**TASK DIRECTIONS:**
Begin with the line holding "What text is on this page?" and write out each following line to the end of the data, exactly. Pictures are left out.

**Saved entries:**
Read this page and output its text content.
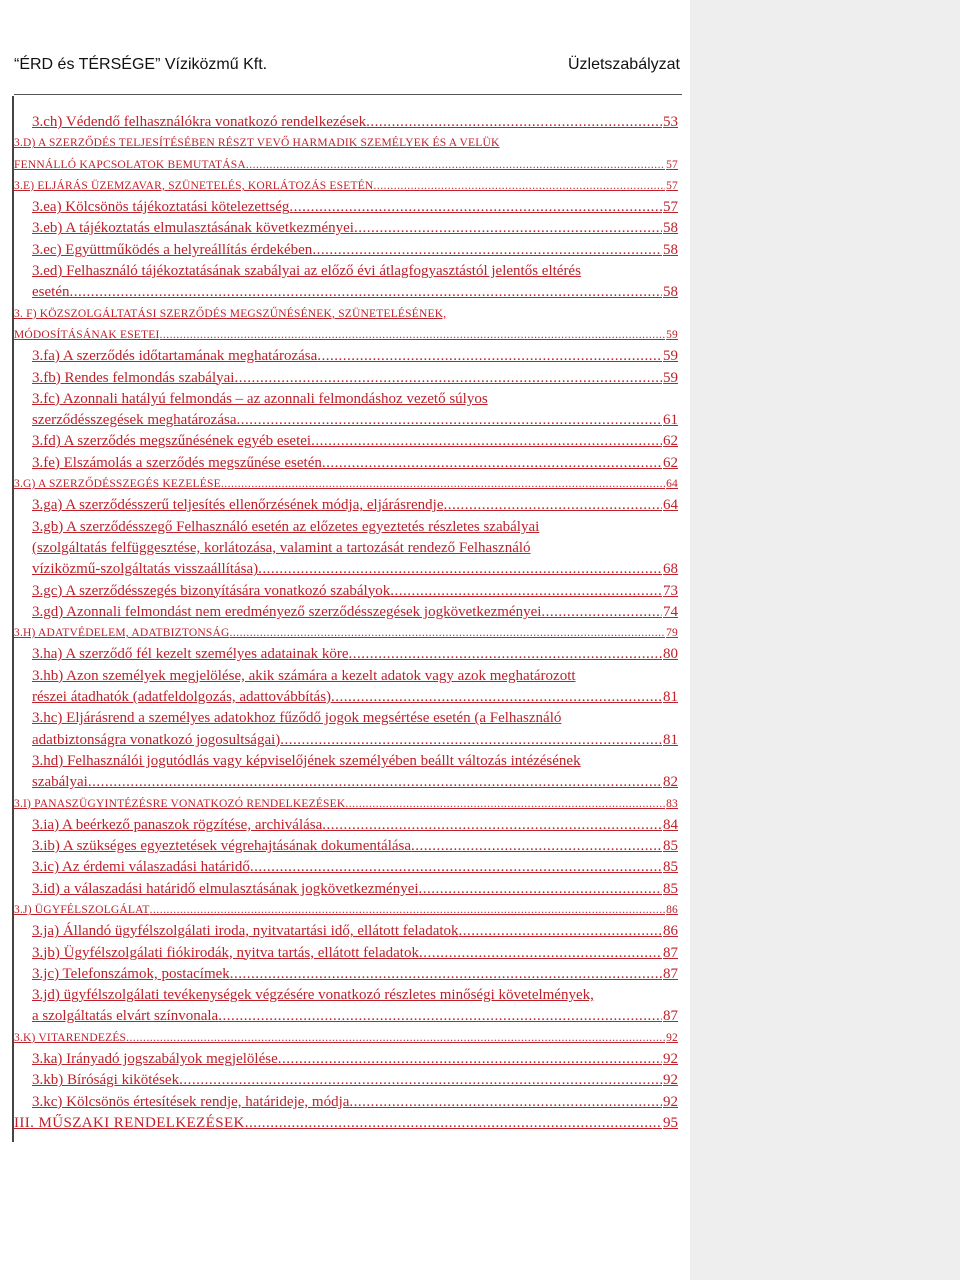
“ÉRD és TÉRSÉGE” Víziközmű Kft.	Üzletszabályzat
3.ch) Védendő felhasználókra vonatkozó rendelkezések .....	53
3.D) A SZERZŐDÉS TELJESÍTÉSÉBEN RÉSZT VEVŐ HARMADIK SZEMÉLYEK ÉS A VELÜK
FENNÁLLÓ KAPCSOLATOK BEMUTATÁSA .....	57
3.E) ELJÁRÁS ÜZEMZAVAR, SZÜNETELÉS, KORLÁTOZÁS ESETÉN .....	57
3.ea) Kölcsönös tájékoztatási kötelezettség .....	57
3.eb) A tájékoztatás elmulasztásának következményei .....	58
3.ec) Együttműködés a helyreállítás érdekében .....	58
3.ed) Felhasználó tájékoztatásának szabályai az előző évi átlagfogyasztástól jelentős eltérés
esetén .....	58
3. F) KÖZSZOLGÁLTATÁSI SZERZŐDÉS MEGSZŰNÉSÉNEK, SZÜNETELÉSÉNEK,
MÓDOSÍTÁSÁNAK ESETEI .....	59
3.fa) A szerződés időtartamának meghatározása .....	59
3.fb) Rendes felmondás szabályai .....	59
3.fc) Azonnali hatályú felmondás – az azonnali felmondáshoz vezető súlyos
szerződésszegések meghatározása .....	61
3.fd) A szerződés megszűnésének egyéb esetei .....	62
3.fe) Elszámolás a szerződés megszűnése esetén .....	62
3.G) A SZERZŐDÉSSZEGÉS KEZELÉSE .....	64
3.ga) A szerződésszerű teljesítés ellenőrzésének módja, eljárásrendje .....	64
3.gb) A szerződésszegő Felhasználó esetén az előzetes egyeztetés részletes szabályai
(szolgáltatás felfüggesztése, korlátozása, valamint a tartozását rendező Felhasználó
víziközmű-szolgáltatás visszaállítása) .....	68
3.gc) A szerződésszegés bizonyítására vonatkozó szabályok .....	73
3.gd) Azonnali felmondást nem eredményező szerződésszegések jogkövetkezményei .....	74
3.H) ADATVÉDELEM, ADATBIZTONSÁG .....	79
3.ha) A szerződő fél kezelt személyes adatainak köre .....	80
3.hb) Azon személyek megjelölése, akik számára a kezelt adatok vagy azok meghatározott
részei átadhatók (adatfeldolgozás, adattovábbítás) .....	81
3.hc) Eljárásrend a személyes adatokhoz fűződő jogok megsértése esetén (a Felhasználó
adatbiztonságra vonatkozó jogosultságai) .....	81
3.hd) Felhasználói jogutódlás vagy képviselőjének személyében beállt változás intézésének
szabályai .....	82
3.I) PANASZÜGYINTÉZÉSRE VONATKOZÓ RENDELKEZÉSEK .....	83
3.ia) A beérkező panaszok rögzítése, archiválása .....	84
3.ib) A szükséges egyeztetések végrehajtásának dokumentálása .....	85
3.ic) Az érdemi válaszadási határidő .....	85
3.id) a válaszadási határidő elmulasztásának jogkövetkezményei .....	85
3.J) ÜGYFÉLSZOLGÁLAT .....	86
3.ja) Állandó ügyfélszolgálati iroda, nyitvatartási idő, ellátott feladatok .....	86
3.jb) Ügyfélszolgálati fiókirodák, nyitva tartás, ellátott feladatok .....	87
3.jc) Telefonszámok, postacímek .....	87
3.jd) ügyfélszolgálati tevékenységek végzésére vonatkozó részletes minőségi követelmények,
a szolgáltatás elvárt színvonala .....	87
3.K) VITARENDEZÉS .....	92
3.ka) Irányadó jogszabályok megjelölése .....	92
3.kb) Bírósági kikötések .....	92
3.kc) Kölcsönös értesítések rendje, határideje, módja .....	92
III. MŰSZAKI RENDELKEZÉSEK .....	95
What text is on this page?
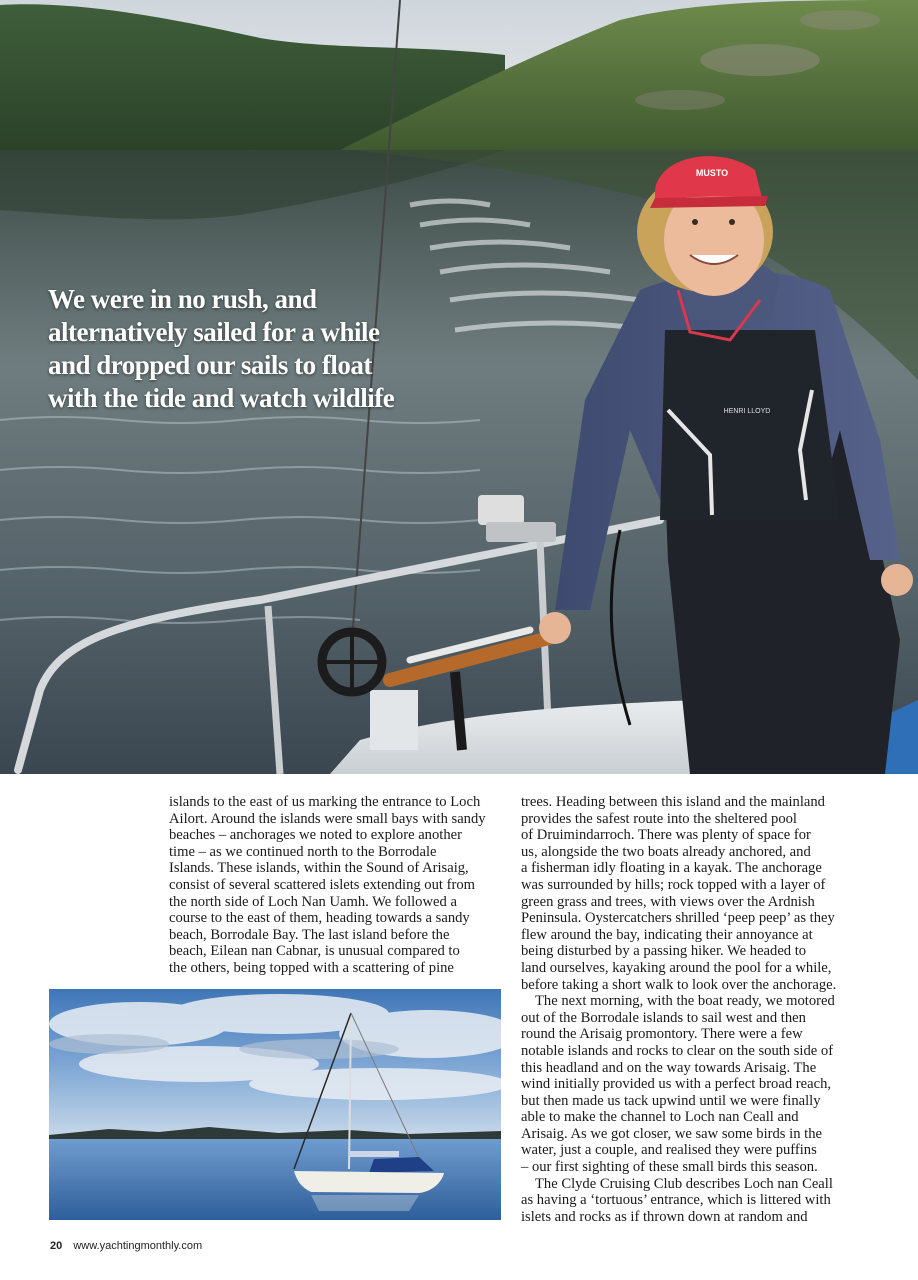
HENRI LLOYD
MUSTO
We were in no rush, and
alternatively sailed for a while
and dropped our sails to float
with the tide and watch wildlife
islands to the east of us marking the entrance to Loch
Ailort. Around the islands were small bays with sandy
beaches – anchorages we noted to explore another
time – as we continued north to the Borrodale
Islands. These islands, within the Sound of Arisaig,
consist of several scattered islets extending out from
the north side of Loch Nan Uamh. We followed a
course to the east of them, heading towards a sandy
beach, Borrodale Bay. The last island before the
beach, Eilean nan Cabnar, is unusual compared to
the others, being topped with a scattering of pine
trees. Heading between this island and the mainland
provides the safest route into the sheltered pool
of Druimindarroch. There was plenty of space for
us, alongside the two boats already anchored, and
a fisherman idly floating in a kayak. The anchorage
was surrounded by hills; rock topped with a layer of
green grass and trees, with views over the Ardnish
Peninsula. Oystercatchers shrilled ‘peep peep’ as they
flew around the bay, indicating their annoyance at
being disturbed by a passing hiker. We headed to
land ourselves, kayaking around the pool for a while,
before taking a short walk to look over the anchorage.
The next morning, with the boat ready, we motored
out of the Borrodale islands to sail west and then
round the Arisaig promontory. There were a few
notable islands and rocks to clear on the south side of
this headland and on the way towards Arisaig. The
wind initially provided us with a perfect broad reach,
but then made us tack upwind until we were finally
able to make the channel to Loch nan Ceall and
Arisaig. As we got closer, we saw some birds in the
water, just a couple, and realised they were puffins
– our first sighting of these small birds this season.
The Clyde Cruising Club describes Loch nan Ceall
as having a ‘tortuous’ entrance, which is littered with
islets and rocks as if thrown down at random and
20 www.yachtingmonthly.com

**ANSWER TO THIS TASK:**
What text is on this page?
HENRI LLOYD
MUSTO
We were in no rush, and
alternatively sailed for a while
and dropped our sails to float
with the tide and watch wildlife
islands to the east of us marking the entrance to Loch
Ailort. Around the islands were small bays with sandy
beaches – anchorages we noted to explore another
time – as we continued north to the Borrodale
Islands. These islands, within the Sound of Arisaig,
consist of several scattered islets extending out from
the north side of Loch Nan Uamh. We followed a
course to the east of them, heading towards a sandy
beach, Borrodale Bay. The last island before the
beach, Eilean nan Cabnar, is unusual compared to
the others, being topped with a scattering of pine
trees. Heading between this island and the mainland
provides the safest route into the sheltered pool
of Druimindarroch. There was plenty of space for
us, alongside the two boats already anchored, and
a fisherman idly floating in a kayak. The anchorage
was surrounded by hills; rock topped with a layer of
green grass and trees, with views over the Ardnish
Peninsula. Oystercatchers shrilled ‘peep peep’ as they
flew around the bay, indicating their annoyance at
being disturbed by a passing hiker. We headed to
land ourselves, kayaking around the pool for a while,
before taking a short walk to look over the anchorage.
The next morning, with the boat ready, we motored
out of the Borrodale islands to sail west and then
round the Arisaig promontory. There were a few
notable islands and rocks to clear on the south side of
this headland and on the way towards Arisaig. The
wind initially provided us with a perfect broad reach,
but then made us tack upwind until we were finally
able to make the channel to Loch nan Ceall and
Arisaig. As we got closer, we saw some birds in the
water, just a couple, and realised they were puffins
– our first sighting of these small birds this season.
The Clyde Cruising Club describes Loch nan Ceall
as having a ‘tortuous’ entrance, which is littered with
islets and rocks as if thrown down at random and
20 www.yachtingmonthly.com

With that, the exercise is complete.